[Data records]

==========

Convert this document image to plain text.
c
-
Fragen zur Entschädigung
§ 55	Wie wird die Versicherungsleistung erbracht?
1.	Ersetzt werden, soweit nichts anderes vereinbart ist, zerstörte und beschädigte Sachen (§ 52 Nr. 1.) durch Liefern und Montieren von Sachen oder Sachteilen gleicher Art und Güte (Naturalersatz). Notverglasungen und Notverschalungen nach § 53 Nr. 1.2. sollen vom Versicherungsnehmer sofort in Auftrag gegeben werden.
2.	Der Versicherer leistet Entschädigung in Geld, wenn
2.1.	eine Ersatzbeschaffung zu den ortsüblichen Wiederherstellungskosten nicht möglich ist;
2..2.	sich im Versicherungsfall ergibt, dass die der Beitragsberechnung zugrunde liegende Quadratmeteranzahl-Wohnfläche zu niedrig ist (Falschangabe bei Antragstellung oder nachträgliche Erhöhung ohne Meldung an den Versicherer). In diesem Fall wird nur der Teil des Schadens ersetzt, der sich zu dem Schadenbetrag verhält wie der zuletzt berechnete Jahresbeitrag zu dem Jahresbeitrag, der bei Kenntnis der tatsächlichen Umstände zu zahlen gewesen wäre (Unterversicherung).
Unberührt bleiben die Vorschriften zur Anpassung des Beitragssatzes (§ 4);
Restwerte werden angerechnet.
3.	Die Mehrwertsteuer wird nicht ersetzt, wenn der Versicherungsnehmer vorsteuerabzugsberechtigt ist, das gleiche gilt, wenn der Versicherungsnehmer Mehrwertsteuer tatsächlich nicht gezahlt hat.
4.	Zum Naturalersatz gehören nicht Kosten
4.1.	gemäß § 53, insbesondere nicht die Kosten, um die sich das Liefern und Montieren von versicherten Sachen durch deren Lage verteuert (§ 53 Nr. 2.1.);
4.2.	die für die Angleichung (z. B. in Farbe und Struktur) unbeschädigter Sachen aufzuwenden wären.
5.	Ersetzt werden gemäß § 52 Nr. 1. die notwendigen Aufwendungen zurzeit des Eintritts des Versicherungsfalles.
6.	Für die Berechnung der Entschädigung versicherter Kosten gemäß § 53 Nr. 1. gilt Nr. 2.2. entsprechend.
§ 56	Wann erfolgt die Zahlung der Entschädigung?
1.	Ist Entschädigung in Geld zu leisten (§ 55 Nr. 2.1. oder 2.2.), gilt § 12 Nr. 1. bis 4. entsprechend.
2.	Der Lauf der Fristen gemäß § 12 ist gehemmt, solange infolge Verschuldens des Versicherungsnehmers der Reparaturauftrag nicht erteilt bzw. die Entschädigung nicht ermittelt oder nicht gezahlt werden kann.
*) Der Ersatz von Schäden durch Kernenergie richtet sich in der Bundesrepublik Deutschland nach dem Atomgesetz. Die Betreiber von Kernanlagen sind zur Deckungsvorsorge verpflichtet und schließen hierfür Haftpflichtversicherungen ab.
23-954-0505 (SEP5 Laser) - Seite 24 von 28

==========

Once more, set down the full listing, verbatim.

Output below ▸
Convert this document image to plain text.
c
-
Fragen zur Entschädigung
§ 55	Wie wird die Versicherungsleistung erbracht?
1.	Ersetzt werden, soweit nichts anderes vereinbart ist, zerstörte und beschädigte Sachen (§ 52 Nr. 1.) durch Liefern und Montieren von Sachen oder Sachteilen gleicher Art und Güte (Naturalersatz). Notverglasungen und Notverschalungen nach § 53 Nr. 1.2. sollen vom Versicherungsnehmer sofort in Auftrag gegeben werden.
2.	Der Versicherer leistet Entschädigung in Geld, wenn
2.1.	eine Ersatzbeschaffung zu den ortsüblichen Wiederherstellungskosten nicht möglich ist;
2..2.	sich im Versicherungsfall ergibt, dass die der Beitragsberechnung zugrunde liegende Quadratmeteranzahl-Wohnfläche zu niedrig ist (Falschangabe bei Antragstellung oder nachträgliche Erhöhung ohne Meldung an den Versicherer). In diesem Fall wird nur der Teil des Schadens ersetzt, der sich zu dem Schadenbetrag verhält wie der zuletzt berechnete Jahresbeitrag zu dem Jahresbeitrag, der bei Kenntnis der tatsächlichen Umstände zu zahlen gewesen wäre (Unterversicherung).
Unberührt bleiben die Vorschriften zur Anpassung des Beitragssatzes (§ 4);
Restwerte werden angerechnet.
3.	Die Mehrwertsteuer wird nicht ersetzt, wenn der Versicherungsnehmer vorsteuerabzugsberechtigt ist, das gleiche gilt, wenn der Versicherungsnehmer Mehrwertsteuer tatsächlich nicht gezahlt hat.
4.	Zum Naturalersatz gehören nicht Kosten
4.1.	gemäß § 53, insbesondere nicht die Kosten, um die sich das Liefern und Montieren von versicherten Sachen durch deren Lage verteuert (§ 53 Nr. 2.1.);
4.2.	die für die Angleichung (z. B. in Farbe und Struktur) unbeschädigter Sachen aufzuwenden wären.
5.	Ersetzt werden gemäß § 52 Nr. 1. die notwendigen Aufwendungen zurzeit des Eintritts des Versicherungsfalles.
6.	Für die Berechnung der Entschädigung versicherter Kosten gemäß § 53 Nr. 1. gilt Nr. 2.2. entsprechend.
§ 56	Wann erfolgt die Zahlung der Entschädigung?
1.	Ist Entschädigung in Geld zu leisten (§ 55 Nr. 2.1. oder 2.2.), gilt § 12 Nr. 1. bis 4. entsprechend.
2.	Der Lauf der Fristen gemäß § 12 ist gehemmt, solange infolge Verschuldens des Versicherungsnehmers der Reparaturauftrag nicht erteilt bzw. die Entschädigung nicht ermittelt oder nicht gezahlt werden kann.
*) Der Ersatz von Schäden durch Kernenergie richtet sich in der Bundesrepublik Deutschland nach dem Atomgesetz. Die Betreiber von Kernanlagen sind zur Deckungsvorsorge verpflichtet und schließen hierfür Haftpflichtversicherungen ab.
23-954-0505 (SEP5 Laser) - Seite 24 von 28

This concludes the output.